Will you extract the entries word for word? Images should not appear in the copy.

- _Figure record extracts_:
------------
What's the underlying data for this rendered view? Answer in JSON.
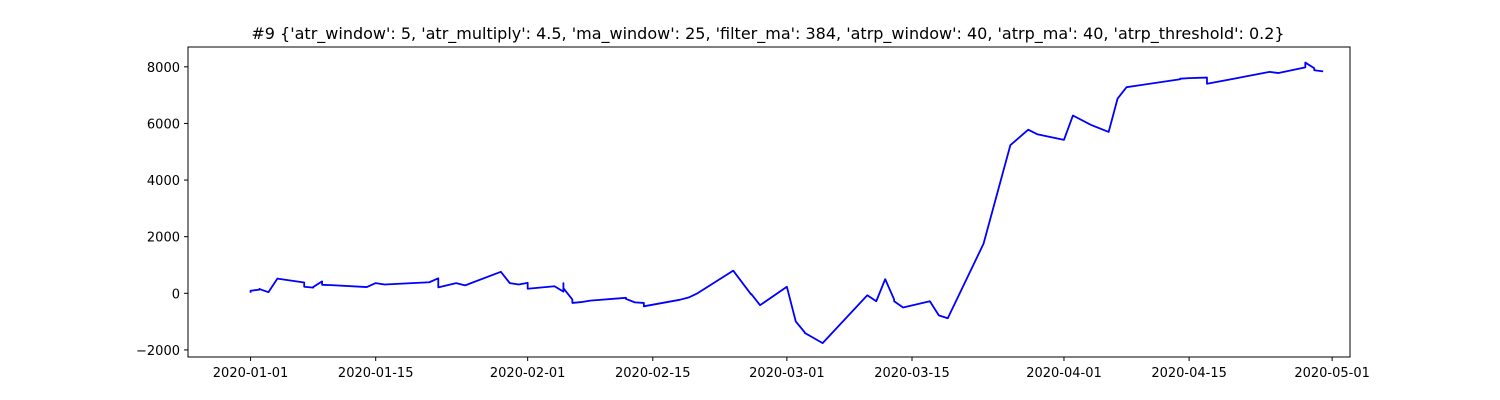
{
  "chart_data": {
    "type": "line",
    "title": "#9 {'atr_window': 5, 'atr_multiply': 4.5, 'ma_window': 25, 'filter_ma': 384, 'atrp_window': 40, 'atrp_ma': 40, 'atrp_threshold': 0.2}",
    "xlabel": "",
    "ylabel": "",
    "x_axis": "date",
    "xlim": [
      "2019-12-25",
      "2020-05-03"
    ],
    "ylim": [
      -2250,
      8700
    ],
    "xticks": [
      "2020-01-01",
      "2020-01-15",
      "2020-02-01",
      "2020-02-15",
      "2020-03-01",
      "2020-03-15",
      "2020-04-01",
      "2020-04-15",
      "2020-05-01"
    ],
    "yticks": [
      -2000,
      0,
      2000,
      4000,
      6000,
      8000
    ],
    "ytick_labels": [
      "−2000",
      "0",
      "2000",
      "4000",
      "6000",
      "8000"
    ],
    "grid": false,
    "line_color": "#0000ff",
    "series": [
      {
        "x": [
          "2020-01-01",
          "2020-01-01",
          "2020-01-02",
          "2020-01-02",
          "2020-01-02",
          "2020-01-03",
          "2020-01-04",
          "2020-01-07",
          "2020-01-07",
          "2020-01-08",
          "2020-01-08",
          "2020-01-09",
          "2020-01-09",
          "2020-01-10",
          "2020-01-14",
          "2020-01-15",
          "2020-01-16",
          "2020-01-21",
          "2020-01-22",
          "2020-01-22",
          "2020-01-24",
          "2020-01-25",
          "2020-01-29",
          "2020-01-30",
          "2020-01-31",
          "2020-02-01",
          "2020-02-01",
          "2020-02-04",
          "2020-02-05",
          "2020-02-05",
          "2020-02-05",
          "2020-02-06",
          "2020-02-06",
          "2020-02-07",
          "2020-02-08",
          "2020-02-12",
          "2020-02-12",
          "2020-02-13",
          "2020-02-14",
          "2020-02-14",
          "2020-02-18",
          "2020-02-19",
          "2020-02-20",
          "2020-02-24",
          "2020-02-25",
          "2020-02-26",
          "2020-02-26",
          "2020-02-27",
          "2020-03-01",
          "2020-03-02",
          "2020-03-03",
          "2020-03-03",
          "2020-03-04",
          "2020-03-05",
          "2020-03-10",
          "2020-03-11",
          "2020-03-12",
          "2020-03-13",
          "2020-03-13",
          "2020-03-14",
          "2020-03-17",
          "2020-03-18",
          "2020-03-19",
          "2020-03-23",
          "2020-03-26",
          "2020-03-28",
          "2020-03-29",
          "2020-04-01",
          "2020-04-02",
          "2020-04-04",
          "2020-04-06",
          "2020-04-07",
          "2020-04-08",
          "2020-04-14",
          "2020-04-14",
          "2020-04-15",
          "2020-04-17",
          "2020-04-17",
          "2020-04-20",
          "2020-04-21",
          "2020-04-24",
          "2020-04-25",
          "2020-04-28",
          "2020-04-28",
          "2020-04-29",
          "2020-04-29",
          "2020-04-30"
        ],
        "values": [
          20,
          90,
          130,
          160,
          150,
          40,
          520,
          380,
          230,
          200,
          220,
          420,
          300,
          290,
          220,
          360,
          310,
          390,
          530,
          210,
          360,
          280,
          760,
          360,
          310,
          370,
          160,
          250,
          60,
          360,
          180,
          -220,
          -340,
          -310,
          -260,
          -160,
          -200,
          -320,
          -340,
          -460,
          -230,
          -150,
          0,
          800,
          380,
          -40,
          -20,
          -420,
          230,
          -1000,
          -1380,
          -1400,
          -1580,
          -1760,
          -70,
          -280,
          500,
          -220,
          -280,
          -500,
          -280,
          -780,
          -880,
          1750,
          5230,
          5780,
          5620,
          5420,
          6280,
          5950,
          5700,
          6880,
          7280,
          7560,
          7580,
          7600,
          7620,
          7400,
          7580,
          7640,
          7820,
          7780,
          7980,
          8150,
          7950,
          7880,
          7840
        ]
      }
    ]
  }
}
------------
- _Solution for this task_:
What's the underlying data for this rendered view? Answer in JSON.
{
  "chart_data": {
    "type": "line",
    "title": "#9 {'atr_window': 5, 'atr_multiply': 4.5, 'ma_window': 25, 'filter_ma': 384, 'atrp_window': 40, 'atrp_ma': 40, 'atrp_threshold': 0.2}",
    "xlabel": "",
    "ylabel": "",
    "x_axis": "date",
    "xlim": [
      "2019-12-25",
      "2020-05-03"
    ],
    "ylim": [
      -2250,
      8700
    ],
    "xticks": [
      "2020-01-01",
      "2020-01-15",
      "2020-02-01",
      "2020-02-15",
      "2020-03-01",
      "2020-03-15",
      "2020-04-01",
      "2020-04-15",
      "2020-05-01"
    ],
    "yticks": [
      -2000,
      0,
      2000,
      4000,
      6000,
      8000
    ],
    "ytick_labels": [
      "−2000",
      "0",
      "2000",
      "4000",
      "6000",
      "8000"
    ],
    "grid": false,
    "line_color": "#0000ff",
    "series": [
      {
        "x": [
          "2020-01-01",
          "2020-01-01",
          "2020-01-02",
          "2020-01-02",
          "2020-01-02",
          "2020-01-03",
          "2020-01-04",
          "2020-01-07",
          "2020-01-07",
          "2020-01-08",
          "2020-01-08",
          "2020-01-09",
          "2020-01-09",
          "2020-01-10",
          "2020-01-14",
          "2020-01-15",
          "2020-01-16",
          "2020-01-21",
          "2020-01-22",
          "2020-01-22",
          "2020-01-24",
          "2020-01-25",
          "2020-01-29",
          "2020-01-30",
          "2020-01-31",
          "2020-02-01",
          "2020-02-01",
          "2020-02-04",
          "2020-02-05",
          "2020-02-05",
          "2020-02-05",
          "2020-02-06",
          "2020-02-06",
          "2020-02-07",
          "2020-02-08",
          "2020-02-12",
          "2020-02-12",
          "2020-02-13",
          "2020-02-14",
          "2020-02-14",
          "2020-02-18",
          "2020-02-19",
          "2020-02-20",
          "2020-02-24",
          "2020-02-25",
          "2020-02-26",
          "2020-02-26",
          "2020-02-27",
          "2020-03-01",
          "2020-03-02",
          "2020-03-03",
          "2020-03-03",
          "2020-03-04",
          "2020-03-05",
          "2020-03-10",
          "2020-03-11",
          "2020-03-12",
          "2020-03-13",
          "2020-03-13",
          "2020-03-14",
          "2020-03-17",
          "2020-03-18",
          "2020-03-19",
          "2020-03-23",
          "2020-03-26",
          "2020-03-28",
          "2020-03-29",
          "2020-04-01",
          "2020-04-02",
          "2020-04-04",
          "2020-04-06",
          "2020-04-07",
          "2020-04-08",
          "2020-04-14",
          "2020-04-14",
          "2020-04-15",
          "2020-04-17",
          "2020-04-17",
          "2020-04-20",
          "2020-04-21",
          "2020-04-24",
          "2020-04-25",
          "2020-04-28",
          "2020-04-28",
          "2020-04-29",
          "2020-04-29",
          "2020-04-30"
        ],
        "values": [
          20,
          90,
          130,
          160,
          150,
          40,
          520,
          380,
          230,
          200,
          220,
          420,
          300,
          290,
          220,
          360,
          310,
          390,
          530,
          210,
          360,
          280,
          760,
          360,
          310,
          370,
          160,
          250,
          60,
          360,
          180,
          -220,
          -340,
          -310,
          -260,
          -160,
          -200,
          -320,
          -340,
          -460,
          -230,
          -150,
          0,
          800,
          380,
          -40,
          -20,
          -420,
          230,
          -1000,
          -1380,
          -1400,
          -1580,
          -1760,
          -70,
          -280,
          500,
          -220,
          -280,
          -500,
          -280,
          -780,
          -880,
          1750,
          5230,
          5780,
          5620,
          5420,
          6280,
          5950,
          5700,
          6880,
          7280,
          7560,
          7580,
          7600,
          7620,
          7400,
          7580,
          7640,
          7820,
          7780,
          7980,
          8150,
          7950,
          7880,
          7840
        ]
      }
    ]
  }
}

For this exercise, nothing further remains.